- [EXERCISE BRIEF]:
Below is a block of records; repeat all of them exactly.

- [DATA PROVIDED]:

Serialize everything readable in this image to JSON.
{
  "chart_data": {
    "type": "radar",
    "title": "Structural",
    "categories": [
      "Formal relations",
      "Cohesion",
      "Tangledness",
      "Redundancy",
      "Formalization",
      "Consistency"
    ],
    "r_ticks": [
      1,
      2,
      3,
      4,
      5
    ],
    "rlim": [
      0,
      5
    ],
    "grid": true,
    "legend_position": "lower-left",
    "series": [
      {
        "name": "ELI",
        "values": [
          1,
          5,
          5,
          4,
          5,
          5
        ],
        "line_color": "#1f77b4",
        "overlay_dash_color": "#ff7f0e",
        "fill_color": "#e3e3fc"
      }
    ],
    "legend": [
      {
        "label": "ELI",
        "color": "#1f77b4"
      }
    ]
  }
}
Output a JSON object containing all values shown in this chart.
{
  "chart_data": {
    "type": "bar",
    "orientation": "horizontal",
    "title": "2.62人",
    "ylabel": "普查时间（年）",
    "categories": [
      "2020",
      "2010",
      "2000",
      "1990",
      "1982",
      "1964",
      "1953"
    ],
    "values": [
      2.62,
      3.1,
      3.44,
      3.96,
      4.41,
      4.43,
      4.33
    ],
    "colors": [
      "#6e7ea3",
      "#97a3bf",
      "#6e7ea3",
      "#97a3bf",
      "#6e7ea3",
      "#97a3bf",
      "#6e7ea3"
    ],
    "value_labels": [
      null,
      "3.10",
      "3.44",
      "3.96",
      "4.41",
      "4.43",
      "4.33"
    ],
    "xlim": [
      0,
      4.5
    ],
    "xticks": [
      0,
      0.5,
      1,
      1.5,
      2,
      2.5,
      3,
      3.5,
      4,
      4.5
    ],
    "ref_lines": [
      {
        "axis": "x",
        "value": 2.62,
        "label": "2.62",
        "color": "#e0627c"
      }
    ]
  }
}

- [WORKED SOLUTION]:
Serialize everything readable in this image to JSON.
{
  "chart_data": {
    "type": "radar",
    "title": "Structural",
    "categories": [
      "Formal relations",
      "Cohesion",
      "Tangledness",
      "Redundancy",
      "Formalization",
      "Consistency"
    ],
    "r_ticks": [
      1,
      2,
      3,
      4,
      5
    ],
    "rlim": [
      0,
      5
    ],
    "grid": true,
    "legend_position": "lower-left",
    "series": [
      {
        "name": "ELI",
        "values": [
          1,
          5,
          5,
          4,
          5,
          5
        ],
        "line_color": "#1f77b4",
        "overlay_dash_color": "#ff7f0e",
        "fill_color": "#e3e3fc"
      }
    ],
    "legend": [
      {
        "label": "ELI",
        "color": "#1f77b4"
      }
    ]
  }
}
Output a JSON object containing all values shown in this chart.
{
  "chart_data": {
    "type": "bar",
    "orientation": "horizontal",
    "title": "2.62人",
    "ylabel": "普查时间（年）",
    "categories": [
      "2020",
      "2010",
      "2000",
      "1990",
      "1982",
      "1964",
      "1953"
    ],
    "values": [
      2.62,
      3.1,
      3.44,
      3.96,
      4.41,
      4.43,
      4.33
    ],
    "colors": [
      "#6e7ea3",
      "#97a3bf",
      "#6e7ea3",
      "#97a3bf",
      "#6e7ea3",
      "#97a3bf",
      "#6e7ea3"
    ],
    "value_labels": [
      null,
      "3.10",
      "3.44",
      "3.96",
      "4.41",
      "4.43",
      "4.33"
    ],
    "xlim": [
      0,
      4.5
    ],
    "xticks": [
      0,
      0.5,
      1,
      1.5,
      2,
      2.5,
      3,
      3.5,
      4,
      4.5
    ],
    "ref_lines": [
      {
        "axis": "x",
        "value": 2.62,
        "label": "2.62",
        "color": "#e0627c"
      }
    ]
  }
}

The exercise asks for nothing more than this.